▶ **Objective**: Pictures stay out of your copy, but everything else in the records below must be repeated exactly.

▶ **Exercise inputs**:
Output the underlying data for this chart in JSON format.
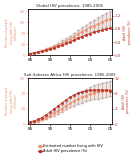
{
  "title_top": "Global HIV prevalence, 1985-2005",
  "title_bottom": "Sub-Saharan Africa HIV prevalence, 1985-2005",
  "years": [
    1985,
    1986,
    1987,
    1988,
    1989,
    1990,
    1991,
    1992,
    1993,
    1994,
    1995,
    1996,
    1997,
    1998,
    1999,
    2000,
    2001,
    2002,
    2003,
    2004,
    2005
  ],
  "global_number": [
    1.5,
    2.2,
    3.0,
    4.0,
    5.2,
    6.5,
    8.0,
    9.5,
    11.0,
    13.0,
    15.0,
    17.0,
    19.5,
    21.5,
    23.5,
    25.5,
    27.0,
    28.5,
    30.0,
    32.0,
    33.5
  ],
  "global_number_upper": [
    1.8,
    2.6,
    3.6,
    4.8,
    6.2,
    7.8,
    9.6,
    11.5,
    13.5,
    15.8,
    18.0,
    20.5,
    23.0,
    25.5,
    28.0,
    30.5,
    32.5,
    34.5,
    36.5,
    38.5,
    40.0
  ],
  "global_number_lower": [
    1.2,
    1.8,
    2.4,
    3.2,
    4.2,
    5.2,
    6.5,
    7.8,
    9.0,
    10.5,
    12.0,
    14.0,
    16.0,
    17.5,
    19.5,
    21.0,
    22.5,
    23.5,
    24.5,
    26.0,
    27.0
  ],
  "global_prev": [
    0.05,
    0.07,
    0.09,
    0.12,
    0.15,
    0.19,
    0.23,
    0.27,
    0.31,
    0.36,
    0.41,
    0.46,
    0.52,
    0.57,
    0.62,
    0.66,
    0.7,
    0.73,
    0.76,
    0.8,
    0.82
  ],
  "ssa_number": [
    0.8,
    1.3,
    2.0,
    3.0,
    4.2,
    5.5,
    7.0,
    8.5,
    10.0,
    11.8,
    13.5,
    15.0,
    16.5,
    17.5,
    18.5,
    19.5,
    20.5,
    21.0,
    21.5,
    22.0,
    22.5
  ],
  "ssa_number_upper": [
    1.0,
    1.6,
    2.5,
    3.7,
    5.2,
    6.8,
    8.6,
    10.5,
    12.5,
    14.5,
    16.8,
    18.5,
    20.5,
    21.8,
    23.0,
    24.2,
    25.5,
    26.2,
    27.0,
    27.5,
    28.0
  ],
  "ssa_number_lower": [
    0.6,
    1.0,
    1.5,
    2.3,
    3.3,
    4.3,
    5.5,
    6.8,
    8.0,
    9.5,
    10.8,
    12.0,
    13.2,
    14.0,
    14.8,
    15.5,
    16.2,
    16.5,
    17.0,
    17.5,
    18.0
  ],
  "ssa_prev": [
    0.5,
    0.8,
    1.2,
    1.7,
    2.4,
    3.1,
    3.9,
    4.7,
    5.5,
    6.3,
    7.0,
    7.6,
    8.1,
    8.4,
    8.7,
    8.8,
    8.9,
    8.9,
    8.9,
    8.8,
    8.7
  ],
  "color_number": "#E8967A",
  "color_prev": "#C0392B",
  "color_errbar": "#AAAAAA",
  "legend_number": "Estimated number living with HIV",
  "legend_prev": "Adult HIV prevalence (%)",
  "fig_bg": "#FFFFFF",
  "global_ylim_num": [
    0,
    42
  ],
  "global_ylim_prev": [
    0,
    1.4
  ],
  "global_yticks_num": [
    0,
    10,
    20,
    30,
    40
  ],
  "global_yticks_prev": [
    0.0,
    0.4,
    0.8,
    1.2
  ],
  "ssa_ylim_num": [
    0,
    30
  ],
  "ssa_ylim_prev": [
    0,
    12
  ],
  "ssa_yticks_num": [
    0,
    10,
    20,
    30
  ],
  "ssa_yticks_prev": [
    0,
    4,
    8,
    12
  ],
  "xtick_labels": [
    "85",
    "90",
    "95",
    "00",
    "05"
  ],
  "xtick_years": [
    1985,
    1990,
    1995,
    2000,
    2005
  ]
}
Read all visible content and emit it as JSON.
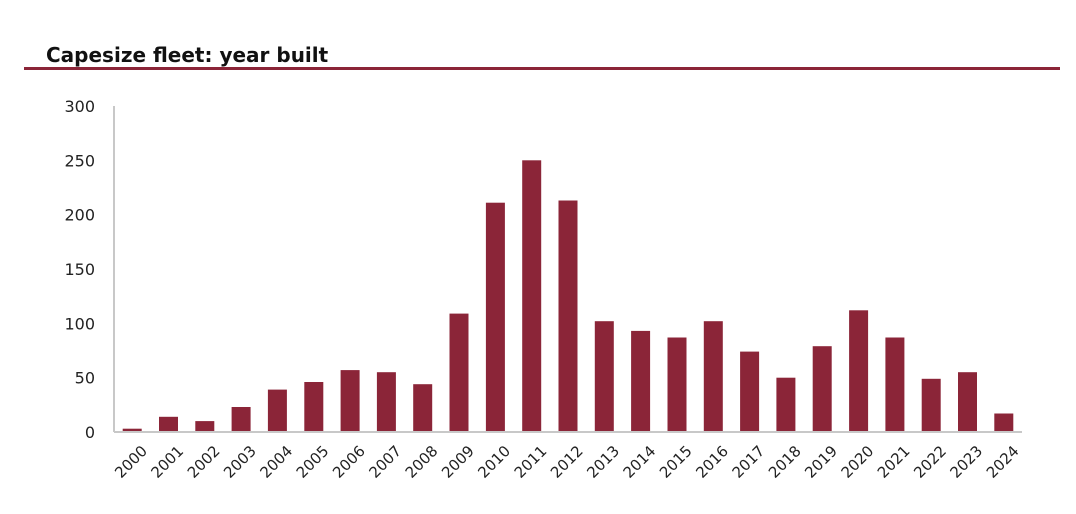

▶ **Final result**:
Output the underlying data for this chart in JSON format.
{
  "title_top": "Global HIV prevalence, 1985-2005",
  "title_bottom": "Sub-Saharan Africa HIV prevalence, 1985-2005",
  "years": [
    1985,
    1986,
    1987,
    1988,
    1989,
    1990,
    1991,
    1992,
    1993,
    1994,
    1995,
    1996,
    1997,
    1998,
    1999,
    2000,
    2001,
    2002,
    2003,
    2004,
    2005
  ],
  "global_number": [
    1.5,
    2.2,
    3.0,
    4.0,
    5.2,
    6.5,
    8.0,
    9.5,
    11.0,
    13.0,
    15.0,
    17.0,
    19.5,
    21.5,
    23.5,
    25.5,
    27.0,
    28.5,
    30.0,
    32.0,
    33.5
  ],
  "global_number_upper": [
    1.8,
    2.6,
    3.6,
    4.8,
    6.2,
    7.8,
    9.6,
    11.5,
    13.5,
    15.8,
    18.0,
    20.5,
    23.0,
    25.5,
    28.0,
    30.5,
    32.5,
    34.5,
    36.5,
    38.5,
    40.0
  ],
  "global_number_lower": [
    1.2,
    1.8,
    2.4,
    3.2,
    4.2,
    5.2,
    6.5,
    7.8,
    9.0,
    10.5,
    12.0,
    14.0,
    16.0,
    17.5,
    19.5,
    21.0,
    22.5,
    23.5,
    24.5,
    26.0,
    27.0
  ],
  "global_prev": [
    0.05,
    0.07,
    0.09,
    0.12,
    0.15,
    0.19,
    0.23,
    0.27,
    0.31,
    0.36,
    0.41,
    0.46,
    0.52,
    0.57,
    0.62,
    0.66,
    0.7,
    0.73,
    0.76,
    0.8,
    0.82
  ],
  "ssa_number": [
    0.8,
    1.3,
    2.0,
    3.0,
    4.2,
    5.5,
    7.0,
    8.5,
    10.0,
    11.8,
    13.5,
    15.0,
    16.5,
    17.5,
    18.5,
    19.5,
    20.5,
    21.0,
    21.5,
    22.0,
    22.5
  ],
  "ssa_number_upper": [
    1.0,
    1.6,
    2.5,
    3.7,
    5.2,
    6.8,
    8.6,
    10.5,
    12.5,
    14.5,
    16.8,
    18.5,
    20.5,
    21.8,
    23.0,
    24.2,
    25.5,
    26.2,
    27.0,
    27.5,
    28.0
  ],
  "ssa_number_lower": [
    0.6,
    1.0,
    1.5,
    2.3,
    3.3,
    4.3,
    5.5,
    6.8,
    8.0,
    9.5,
    10.8,
    12.0,
    13.2,
    14.0,
    14.8,
    15.5,
    16.2,
    16.5,
    17.0,
    17.5,
    18.0
  ],
  "ssa_prev": [
    0.5,
    0.8,
    1.2,
    1.7,
    2.4,
    3.1,
    3.9,
    4.7,
    5.5,
    6.3,
    7.0,
    7.6,
    8.1,
    8.4,
    8.7,
    8.8,
    8.9,
    8.9,
    8.9,
    8.8,
    8.7
  ],
  "color_number": "#E8967A",
  "color_prev": "#C0392B",
  "color_errbar": "#AAAAAA",
  "legend_number": "Estimated number living with HIV",
  "legend_prev": "Adult HIV prevalence (%)",
  "fig_bg": "#FFFFFF",
  "global_ylim_num": [
    0,
    42
  ],
  "global_ylim_prev": [
    0,
    1.4
  ],
  "global_yticks_num": [
    0,
    10,
    20,
    30,
    40
  ],
  "global_yticks_prev": [
    0.0,
    0.4,
    0.8,
    1.2
  ],
  "ssa_ylim_num": [
    0,
    30
  ],
  "ssa_ylim_prev": [
    0,
    12
  ],
  "ssa_yticks_num": [
    0,
    10,
    20,
    30
  ],
  "ssa_yticks_prev": [
    0,
    4,
    8,
    12
  ],
  "xtick_labels": [
    "85",
    "90",
    "95",
    "00",
    "05"
  ],
  "xtick_years": [
    1985,
    1990,
    1995,
    2000,
    2005
  ]
}
Read all visible content and emit it as JSON.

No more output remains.